■ **Written exercise**
Images appear in the records below; leave them out and repeat everything else exactly.

[Dataset excerpts]
------------------------------

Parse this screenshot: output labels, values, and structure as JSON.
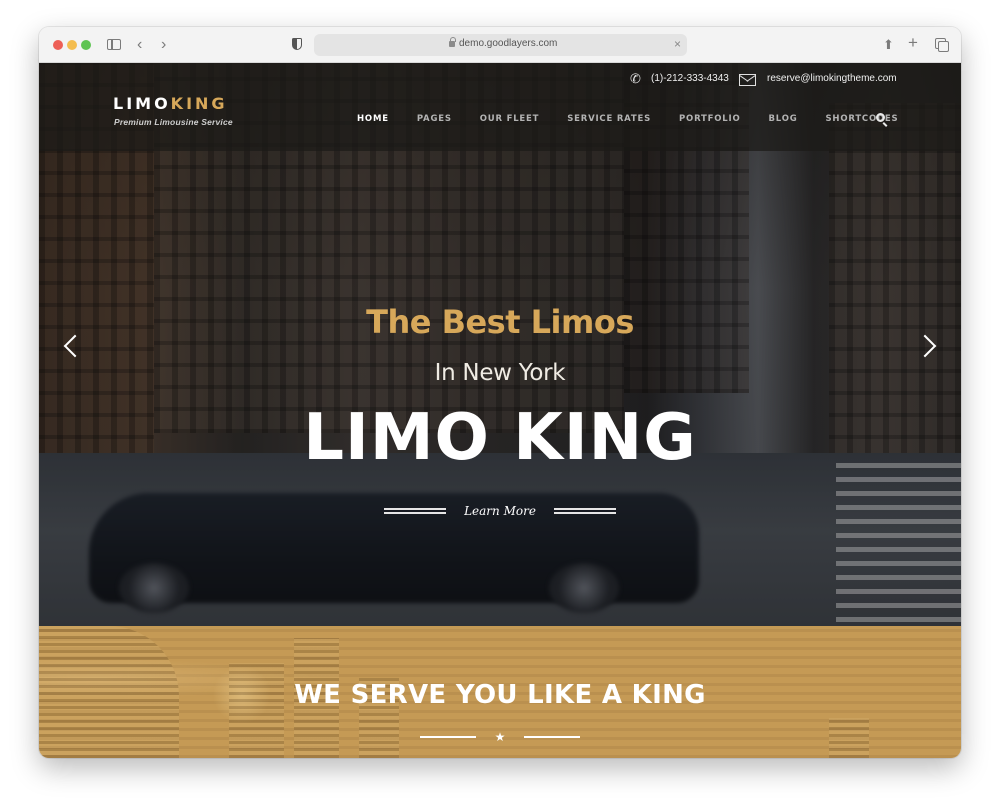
{
  "browser": {
    "url": "demo.goodlayers.com",
    "buttons": [
      "sidebar",
      "back",
      "forward",
      "share",
      "new-tab",
      "tab-overview"
    ]
  },
  "header": {
    "logo_part1": "LIMO",
    "logo_part2": "KING",
    "tagline": "Premium Limousine Service",
    "phone": "(1)-212-333-4343",
    "email": "reserve@limokingtheme.com",
    "nav": [
      {
        "label": "HOME",
        "active": true
      },
      {
        "label": "PAGES",
        "active": false
      },
      {
        "label": "OUR FLEET",
        "active": false
      },
      {
        "label": "SERVICE RATES",
        "active": false
      },
      {
        "label": "PORTFOLIO",
        "active": false
      },
      {
        "label": "BLOG",
        "active": false
      },
      {
        "label": "SHORTCODES",
        "active": false
      }
    ]
  },
  "hero": {
    "title_line1": "The Best Limos",
    "title_line2": "In New York",
    "title_line3": "LIMO KING",
    "cta": "Learn More",
    "slides_total": 3,
    "active_slide": 1,
    "prev_glyph": "‹",
    "next_glyph": "›"
  },
  "serve": {
    "title": "WE SERVE YOU LIKE A KING",
    "star": "★"
  },
  "colors": {
    "accent_gold": "#d7a85a",
    "section_gold": "#c59a55"
  }
}
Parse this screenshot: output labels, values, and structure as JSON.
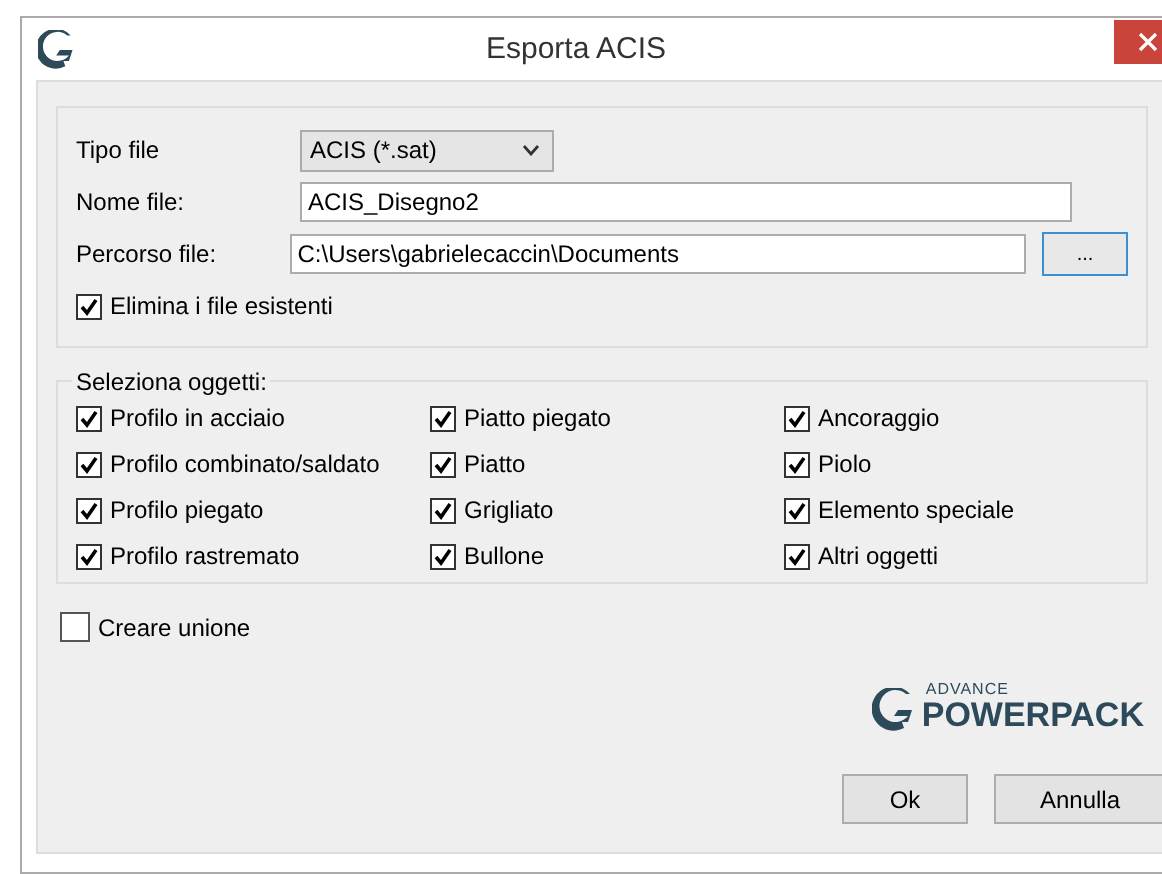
{
  "window": {
    "title": "Esporta ACIS"
  },
  "file": {
    "type_label": "Tipo file",
    "type_value": "ACIS (*.sat)",
    "name_label": "Nome file:",
    "name_value": "ACIS_Disegno2",
    "path_label": "Percorso file:",
    "path_value": "C:\\Users\\gabrielecaccin\\Documents",
    "browse": "...",
    "delete_existing": {
      "label": "Elimina i file esistenti",
      "checked": true
    }
  },
  "objects": {
    "title": "Seleziona oggetti:",
    "items": [
      {
        "label": "Profilo in acciaio",
        "checked": true
      },
      {
        "label": "Piatto piegato",
        "checked": true
      },
      {
        "label": "Ancoraggio",
        "checked": true
      },
      {
        "label": "Profilo combinato/saldato",
        "checked": true
      },
      {
        "label": "Piatto",
        "checked": true
      },
      {
        "label": "Piolo",
        "checked": true
      },
      {
        "label": "Profilo piegato",
        "checked": true
      },
      {
        "label": "Grigliato",
        "checked": true
      },
      {
        "label": "Elemento speciale",
        "checked": true
      },
      {
        "label": "Profilo rastremato",
        "checked": true
      },
      {
        "label": "Bullone",
        "checked": true
      },
      {
        "label": "Altri oggetti",
        "checked": true
      }
    ]
  },
  "create_union": {
    "label": "Creare unione",
    "checked": false
  },
  "logo": {
    "small": "ADVANCE",
    "large": "POWERPACK"
  },
  "buttons": [
    "Ok",
    "Annulla"
  ]
}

------------------------------

■ **Solution to this exercise**
Parse this screenshot: output labels, values, and structure as JSON.
{
  "browser": {
    "url": "demo.goodlayers.com",
    "buttons": [
      "sidebar",
      "back",
      "forward",
      "share",
      "new-tab",
      "tab-overview"
    ]
  },
  "header": {
    "logo_part1": "LIMO",
    "logo_part2": "KING",
    "tagline": "Premium Limousine Service",
    "phone": "(1)-212-333-4343",
    "email": "reserve@limokingtheme.com",
    "nav": [
      {
        "label": "HOME",
        "active": true
      },
      {
        "label": "PAGES",
        "active": false
      },
      {
        "label": "OUR FLEET",
        "active": false
      },
      {
        "label": "SERVICE RATES",
        "active": false
      },
      {
        "label": "PORTFOLIO",
        "active": false
      },
      {
        "label": "BLOG",
        "active": false
      },
      {
        "label": "SHORTCODES",
        "active": false
      }
    ]
  },
  "hero": {
    "title_line1": "The Best Limos",
    "title_line2": "In New York",
    "title_line3": "LIMO KING",
    "cta": "Learn More",
    "slides_total": 3,
    "active_slide": 1,
    "prev_glyph": "‹",
    "next_glyph": "›"
  },
  "serve": {
    "title": "WE SERVE YOU LIKE A KING",
    "star": "★"
  },
  "colors": {
    "accent_gold": "#d7a85a",
    "section_gold": "#c59a55"
  }
}
Parse this screenshot: output labels, values, and structure as JSON.
{
  "window": {
    "title": "Esporta ACIS"
  },
  "file": {
    "type_label": "Tipo file",
    "type_value": "ACIS (*.sat)",
    "name_label": "Nome file:",
    "name_value": "ACIS_Disegno2",
    "path_label": "Percorso file:",
    "path_value": "C:\\Users\\gabrielecaccin\\Documents",
    "browse": "...",
    "delete_existing": {
      "label": "Elimina i file esistenti",
      "checked": true
    }
  },
  "objects": {
    "title": "Seleziona oggetti:",
    "items": [
      {
        "label": "Profilo in acciaio",
        "checked": true
      },
      {
        "label": "Piatto piegato",
        "checked": true
      },
      {
        "label": "Ancoraggio",
        "checked": true
      },
      {
        "label": "Profilo combinato/saldato",
        "checked": true
      },
      {
        "label": "Piatto",
        "checked": true
      },
      {
        "label": "Piolo",
        "checked": true
      },
      {
        "label": "Profilo piegato",
        "checked": true
      },
      {
        "label": "Grigliato",
        "checked": true
      },
      {
        "label": "Elemento speciale",
        "checked": true
      },
      {
        "label": "Profilo rastremato",
        "checked": true
      },
      {
        "label": "Bullone",
        "checked": true
      },
      {
        "label": "Altri oggetti",
        "checked": true
      }
    ]
  },
  "create_union": {
    "label": "Creare unione",
    "checked": false
  },
  "logo": {
    "small": "ADVANCE",
    "large": "POWERPACK"
  },
  "buttons": [
    "Ok",
    "Annulla"
  ]
}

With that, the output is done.